(Extracted data entries)
————

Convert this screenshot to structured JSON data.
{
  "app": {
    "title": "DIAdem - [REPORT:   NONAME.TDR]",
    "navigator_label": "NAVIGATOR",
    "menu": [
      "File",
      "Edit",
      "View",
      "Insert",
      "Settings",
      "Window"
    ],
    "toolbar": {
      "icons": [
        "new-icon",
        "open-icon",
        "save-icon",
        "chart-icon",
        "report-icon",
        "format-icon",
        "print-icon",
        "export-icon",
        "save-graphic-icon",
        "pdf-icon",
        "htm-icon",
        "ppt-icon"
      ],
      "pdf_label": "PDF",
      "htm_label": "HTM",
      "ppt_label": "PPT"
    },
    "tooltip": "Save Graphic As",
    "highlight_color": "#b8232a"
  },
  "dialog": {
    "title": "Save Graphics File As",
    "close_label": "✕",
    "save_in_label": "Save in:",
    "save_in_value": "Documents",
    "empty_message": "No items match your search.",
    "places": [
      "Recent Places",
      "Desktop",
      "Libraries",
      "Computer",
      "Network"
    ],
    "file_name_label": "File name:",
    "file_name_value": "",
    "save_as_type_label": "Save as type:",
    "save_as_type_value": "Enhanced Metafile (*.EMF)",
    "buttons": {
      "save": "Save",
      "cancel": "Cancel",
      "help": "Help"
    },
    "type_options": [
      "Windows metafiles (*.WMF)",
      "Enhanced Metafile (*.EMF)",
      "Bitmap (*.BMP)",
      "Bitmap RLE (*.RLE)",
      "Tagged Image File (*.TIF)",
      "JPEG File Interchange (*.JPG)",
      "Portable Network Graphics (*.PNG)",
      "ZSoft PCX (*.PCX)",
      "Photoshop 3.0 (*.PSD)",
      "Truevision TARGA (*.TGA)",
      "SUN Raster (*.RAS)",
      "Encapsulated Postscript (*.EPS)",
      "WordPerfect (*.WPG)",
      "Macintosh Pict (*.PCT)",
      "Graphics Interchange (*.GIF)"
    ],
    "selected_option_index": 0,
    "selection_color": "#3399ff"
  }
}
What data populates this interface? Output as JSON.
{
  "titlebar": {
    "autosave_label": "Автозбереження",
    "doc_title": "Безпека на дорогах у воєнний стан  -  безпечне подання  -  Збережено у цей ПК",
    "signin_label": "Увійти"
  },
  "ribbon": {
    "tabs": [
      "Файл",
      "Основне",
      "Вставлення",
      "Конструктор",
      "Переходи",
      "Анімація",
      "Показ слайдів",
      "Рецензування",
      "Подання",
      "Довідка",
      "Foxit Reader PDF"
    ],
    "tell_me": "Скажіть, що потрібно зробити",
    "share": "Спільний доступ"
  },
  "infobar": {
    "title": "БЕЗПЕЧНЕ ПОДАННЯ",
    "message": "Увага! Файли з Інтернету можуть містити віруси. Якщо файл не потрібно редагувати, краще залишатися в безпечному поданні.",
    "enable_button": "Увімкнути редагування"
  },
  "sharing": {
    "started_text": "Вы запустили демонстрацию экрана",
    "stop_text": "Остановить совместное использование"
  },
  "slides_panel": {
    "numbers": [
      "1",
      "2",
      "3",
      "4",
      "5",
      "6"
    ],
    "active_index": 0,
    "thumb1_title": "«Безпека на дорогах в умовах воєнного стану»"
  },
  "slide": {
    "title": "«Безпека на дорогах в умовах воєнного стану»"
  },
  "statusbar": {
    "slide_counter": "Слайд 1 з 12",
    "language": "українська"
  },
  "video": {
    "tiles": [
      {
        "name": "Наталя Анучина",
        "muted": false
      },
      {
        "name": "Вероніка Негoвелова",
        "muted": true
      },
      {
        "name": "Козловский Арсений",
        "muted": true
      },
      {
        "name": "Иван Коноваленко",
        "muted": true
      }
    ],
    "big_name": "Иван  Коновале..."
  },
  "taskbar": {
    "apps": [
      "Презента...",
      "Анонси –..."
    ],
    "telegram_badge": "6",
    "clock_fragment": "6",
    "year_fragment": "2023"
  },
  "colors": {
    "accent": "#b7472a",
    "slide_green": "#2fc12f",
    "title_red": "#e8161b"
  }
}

————

_The problem_
Make a verbatim copy of every entry shown above.

_Correct response_
Convert this screenshot to structured JSON data.
{
  "app": {
    "title": "DIAdem - [REPORT:   NONAME.TDR]",
    "navigator_label": "NAVIGATOR",
    "menu": [
      "File",
      "Edit",
      "View",
      "Insert",
      "Settings",
      "Window"
    ],
    "toolbar": {
      "icons": [
        "new-icon",
        "open-icon",
        "save-icon",
        "chart-icon",
        "report-icon",
        "format-icon",
        "print-icon",
        "export-icon",
        "save-graphic-icon",
        "pdf-icon",
        "htm-icon",
        "ppt-icon"
      ],
      "pdf_label": "PDF",
      "htm_label": "HTM",
      "ppt_label": "PPT"
    },
    "tooltip": "Save Graphic As",
    "highlight_color": "#b8232a"
  },
  "dialog": {
    "title": "Save Graphics File As",
    "close_label": "✕",
    "save_in_label": "Save in:",
    "save_in_value": "Documents",
    "empty_message": "No items match your search.",
    "places": [
      "Recent Places",
      "Desktop",
      "Libraries",
      "Computer",
      "Network"
    ],
    "file_name_label": "File name:",
    "file_name_value": "",
    "save_as_type_label": "Save as type:",
    "save_as_type_value": "Enhanced Metafile (*.EMF)",
    "buttons": {
      "save": "Save",
      "cancel": "Cancel",
      "help": "Help"
    },
    "type_options": [
      "Windows metafiles (*.WMF)",
      "Enhanced Metafile (*.EMF)",
      "Bitmap (*.BMP)",
      "Bitmap RLE (*.RLE)",
      "Tagged Image File (*.TIF)",
      "JPEG File Interchange (*.JPG)",
      "Portable Network Graphics (*.PNG)",
      "ZSoft PCX (*.PCX)",
      "Photoshop 3.0 (*.PSD)",
      "Truevision TARGA (*.TGA)",
      "SUN Raster (*.RAS)",
      "Encapsulated Postscript (*.EPS)",
      "WordPerfect (*.WPG)",
      "Macintosh Pict (*.PCT)",
      "Graphics Interchange (*.GIF)"
    ],
    "selected_option_index": 0,
    "selection_color": "#3399ff"
  }
}
What data populates this interface? Output as JSON.
{
  "titlebar": {
    "autosave_label": "Автозбереження",
    "doc_title": "Безпека на дорогах у воєнний стан  -  безпечне подання  -  Збережено у цей ПК",
    "signin_label": "Увійти"
  },
  "ribbon": {
    "tabs": [
      "Файл",
      "Основне",
      "Вставлення",
      "Конструктор",
      "Переходи",
      "Анімація",
      "Показ слайдів",
      "Рецензування",
      "Подання",
      "Довідка",
      "Foxit Reader PDF"
    ],
    "tell_me": "Скажіть, що потрібно зробити",
    "share": "Спільний доступ"
  },
  "infobar": {
    "title": "БЕЗПЕЧНЕ ПОДАННЯ",
    "message": "Увага! Файли з Інтернету можуть містити віруси. Якщо файл не потрібно редагувати, краще залишатися в безпечному поданні.",
    "enable_button": "Увімкнути редагування"
  },
  "sharing": {
    "started_text": "Вы запустили демонстрацию экрана",
    "stop_text": "Остановить совместное использование"
  },
  "slides_panel": {
    "numbers": [
      "1",
      "2",
      "3",
      "4",
      "5",
      "6"
    ],
    "active_index": 0,
    "thumb1_title": "«Безпека на дорогах в умовах воєнного стану»"
  },
  "slide": {
    "title": "«Безпека на дорогах в умовах воєнного стану»"
  },
  "statusbar": {
    "slide_counter": "Слайд 1 з 12",
    "language": "українська"
  },
  "video": {
    "tiles": [
      {
        "name": "Наталя Анучина",
        "muted": false
      },
      {
        "name": "Вероніка Негoвелова",
        "muted": true
      },
      {
        "name": "Козловский Арсений",
        "muted": true
      },
      {
        "name": "Иван Коноваленко",
        "muted": true
      }
    ],
    "big_name": "Иван  Коновале..."
  },
  "taskbar": {
    "apps": [
      "Презента...",
      "Анонси –..."
    ],
    "telegram_badge": "6",
    "clock_fragment": "6",
    "year_fragment": "2023"
  },
  "colors": {
    "accent": "#b7472a",
    "slide_green": "#2fc12f",
    "title_red": "#e8161b"
  }
}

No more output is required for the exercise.